(Collected data entries)
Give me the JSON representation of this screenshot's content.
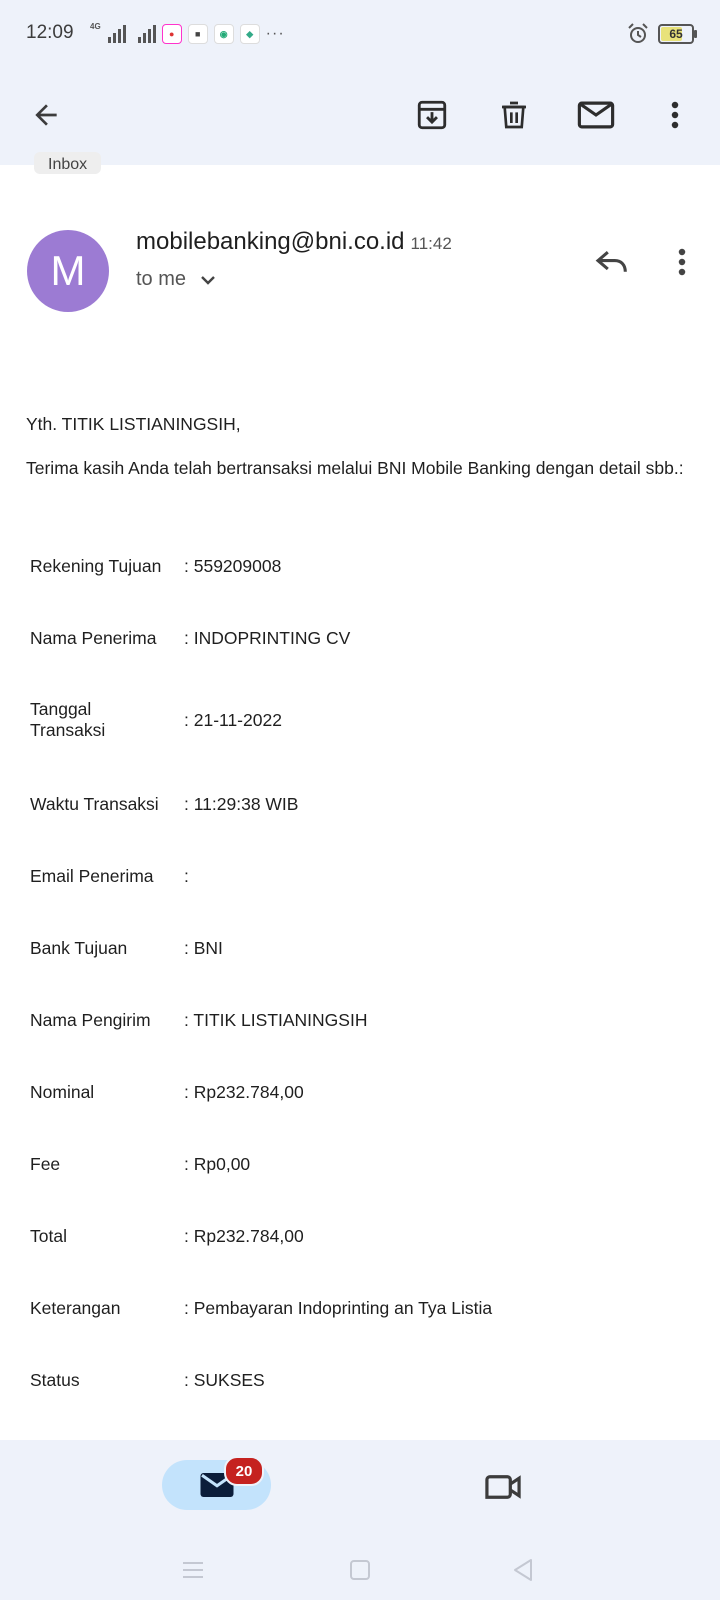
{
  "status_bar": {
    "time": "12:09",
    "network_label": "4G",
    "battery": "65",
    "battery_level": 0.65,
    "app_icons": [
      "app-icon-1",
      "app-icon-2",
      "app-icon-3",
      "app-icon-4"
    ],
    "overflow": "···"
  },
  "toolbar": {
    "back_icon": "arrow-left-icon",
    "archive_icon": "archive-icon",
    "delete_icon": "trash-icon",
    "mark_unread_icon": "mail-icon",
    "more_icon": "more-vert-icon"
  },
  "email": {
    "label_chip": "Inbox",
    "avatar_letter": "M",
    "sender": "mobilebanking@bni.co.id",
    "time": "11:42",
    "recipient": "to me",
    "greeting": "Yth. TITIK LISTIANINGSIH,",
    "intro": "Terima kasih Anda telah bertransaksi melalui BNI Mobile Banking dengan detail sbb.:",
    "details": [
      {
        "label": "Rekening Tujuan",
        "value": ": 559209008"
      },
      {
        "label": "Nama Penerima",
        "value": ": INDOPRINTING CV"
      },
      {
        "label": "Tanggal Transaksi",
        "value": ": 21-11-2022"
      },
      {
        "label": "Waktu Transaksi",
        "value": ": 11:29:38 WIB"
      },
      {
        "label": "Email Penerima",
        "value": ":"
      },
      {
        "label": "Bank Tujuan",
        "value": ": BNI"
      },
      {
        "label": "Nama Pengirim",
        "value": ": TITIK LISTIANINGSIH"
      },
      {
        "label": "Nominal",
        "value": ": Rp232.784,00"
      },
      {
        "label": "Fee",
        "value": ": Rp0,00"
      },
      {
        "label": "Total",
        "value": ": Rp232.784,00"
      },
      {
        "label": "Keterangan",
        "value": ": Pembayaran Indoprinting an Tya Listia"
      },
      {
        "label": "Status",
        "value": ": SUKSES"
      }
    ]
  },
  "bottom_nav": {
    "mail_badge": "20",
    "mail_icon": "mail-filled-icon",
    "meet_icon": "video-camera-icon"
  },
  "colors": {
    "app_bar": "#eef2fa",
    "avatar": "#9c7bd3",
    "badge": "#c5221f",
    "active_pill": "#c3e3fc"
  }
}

* * *

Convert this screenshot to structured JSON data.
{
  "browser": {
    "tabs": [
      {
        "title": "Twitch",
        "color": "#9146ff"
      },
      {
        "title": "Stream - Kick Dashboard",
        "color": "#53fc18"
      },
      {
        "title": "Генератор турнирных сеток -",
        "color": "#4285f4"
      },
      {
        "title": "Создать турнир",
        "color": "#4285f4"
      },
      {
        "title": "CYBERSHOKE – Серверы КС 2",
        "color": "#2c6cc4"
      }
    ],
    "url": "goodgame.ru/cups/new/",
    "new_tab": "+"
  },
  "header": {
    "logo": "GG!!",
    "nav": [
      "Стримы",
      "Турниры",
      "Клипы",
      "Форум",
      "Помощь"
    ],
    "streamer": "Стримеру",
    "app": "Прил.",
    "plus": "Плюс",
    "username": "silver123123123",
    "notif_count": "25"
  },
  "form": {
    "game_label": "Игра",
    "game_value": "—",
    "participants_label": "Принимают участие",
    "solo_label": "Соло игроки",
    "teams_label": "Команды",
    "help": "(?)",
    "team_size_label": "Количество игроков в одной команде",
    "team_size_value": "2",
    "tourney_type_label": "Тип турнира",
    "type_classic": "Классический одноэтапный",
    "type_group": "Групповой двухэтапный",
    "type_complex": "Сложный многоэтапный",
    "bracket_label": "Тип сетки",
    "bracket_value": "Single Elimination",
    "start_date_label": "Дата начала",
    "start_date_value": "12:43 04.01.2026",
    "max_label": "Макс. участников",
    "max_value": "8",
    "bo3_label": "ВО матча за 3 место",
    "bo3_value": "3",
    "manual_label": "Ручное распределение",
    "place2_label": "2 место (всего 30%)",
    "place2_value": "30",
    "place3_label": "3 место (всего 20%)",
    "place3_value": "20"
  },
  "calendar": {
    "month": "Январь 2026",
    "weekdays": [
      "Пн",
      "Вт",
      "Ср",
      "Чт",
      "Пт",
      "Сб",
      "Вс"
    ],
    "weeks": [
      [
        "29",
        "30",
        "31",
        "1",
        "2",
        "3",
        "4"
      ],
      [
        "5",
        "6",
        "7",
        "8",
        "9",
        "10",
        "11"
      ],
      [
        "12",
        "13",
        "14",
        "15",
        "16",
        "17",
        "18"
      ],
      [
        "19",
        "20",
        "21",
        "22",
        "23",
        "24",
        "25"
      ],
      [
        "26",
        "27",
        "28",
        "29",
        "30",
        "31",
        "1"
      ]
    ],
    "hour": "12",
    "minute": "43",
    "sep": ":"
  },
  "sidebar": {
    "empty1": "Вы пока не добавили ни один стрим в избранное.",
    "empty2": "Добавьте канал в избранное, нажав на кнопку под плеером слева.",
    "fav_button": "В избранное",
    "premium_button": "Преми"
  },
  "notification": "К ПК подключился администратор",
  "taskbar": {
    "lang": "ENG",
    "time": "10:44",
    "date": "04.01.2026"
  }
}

*YOUR TASK*.
Go through the records and gather the lines that hold "всего".

*RIGHT ANSWER*.
    "place2_label": "2 место (всего 30%)",
    "place3_label": "3 место (всего 20%)",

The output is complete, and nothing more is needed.